**Problem details**
Return every record below exactly as written, but leave out the pictures.

Data items:
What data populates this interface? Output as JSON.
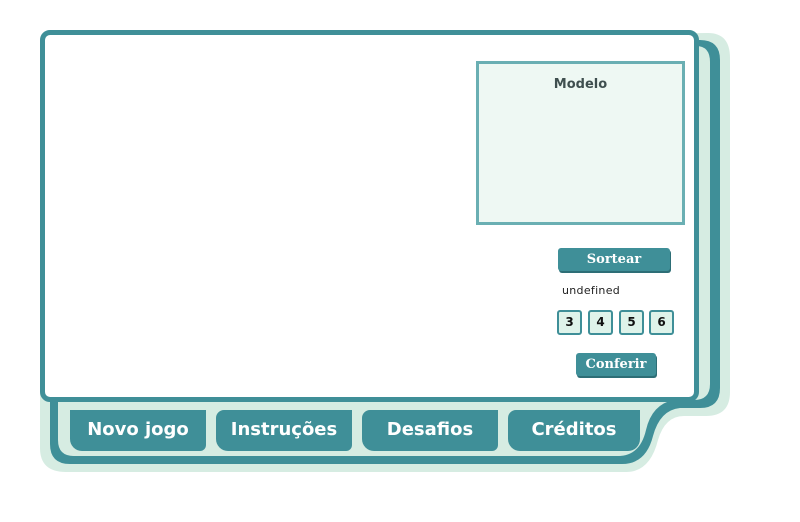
{
  "modelo": {
    "title": "Modelo"
  },
  "controls": {
    "sortear_label": "Sortear",
    "status_text": "undefined",
    "numbers": [
      "3",
      "4",
      "5",
      "6"
    ],
    "conferir_label": "Conferir"
  },
  "nav": {
    "tabs": [
      {
        "label": "Novo jogo"
      },
      {
        "label": "Instruções"
      },
      {
        "label": "Desafios"
      },
      {
        "label": "Créditos"
      }
    ]
  },
  "colors": {
    "frame_teal": "#3f8f98",
    "frame_mint": "#d6ece2",
    "panel_bg": "#ffffff",
    "modelo_bg": "#eef8f3"
  }
}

**Output of the task**
What data populates this interface? Output as JSON.
{
  "modelo": {
    "title": "Modelo"
  },
  "controls": {
    "sortear_label": "Sortear",
    "status_text": "undefined",
    "numbers": [
      "3",
      "4",
      "5",
      "6"
    ],
    "conferir_label": "Conferir"
  },
  "nav": {
    "tabs": [
      {
        "label": "Novo jogo"
      },
      {
        "label": "Instruções"
      },
      {
        "label": "Desafios"
      },
      {
        "label": "Créditos"
      }
    ]
  },
  "colors": {
    "frame_teal": "#3f8f98",
    "frame_mint": "#d6ece2",
    "panel_bg": "#ffffff",
    "modelo_bg": "#eef8f3"
  }
}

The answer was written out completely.